(Task material)

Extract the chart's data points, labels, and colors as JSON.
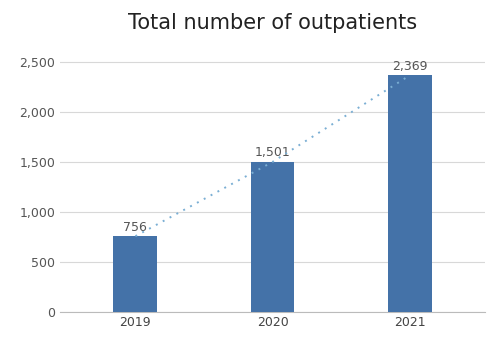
{
  "categories": [
    "2019",
    "2020",
    "2021"
  ],
  "values": [
    756,
    1501,
    2369
  ],
  "bar_color": "#4472a8",
  "line_color": "#7bafd4",
  "title": "Total number of outpatients",
  "title_fontsize": 15,
  "ylim": [
    0,
    2700
  ],
  "yticks": [
    0,
    500,
    1000,
    1500,
    2000,
    2500
  ],
  "bar_width": 0.32,
  "label_fontsize": 9,
  "tick_fontsize": 9,
  "background_color": "#ffffff",
  "grid_color": "#d8d8d8"
}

(End Task material)

Instructions to follow
All entries should be given again exactly, except that pictures are to be excluded.

Response to the exercise
Extract the chart's data points, labels, and colors as JSON.
{
  "categories": [
    "2019",
    "2020",
    "2021"
  ],
  "values": [
    756,
    1501,
    2369
  ],
  "bar_color": "#4472a8",
  "line_color": "#7bafd4",
  "title": "Total number of outpatients",
  "title_fontsize": 15,
  "ylim": [
    0,
    2700
  ],
  "yticks": [
    0,
    500,
    1000,
    1500,
    2000,
    2500
  ],
  "bar_width": 0.32,
  "label_fontsize": 9,
  "tick_fontsize": 9,
  "background_color": "#ffffff",
  "grid_color": "#d8d8d8"
}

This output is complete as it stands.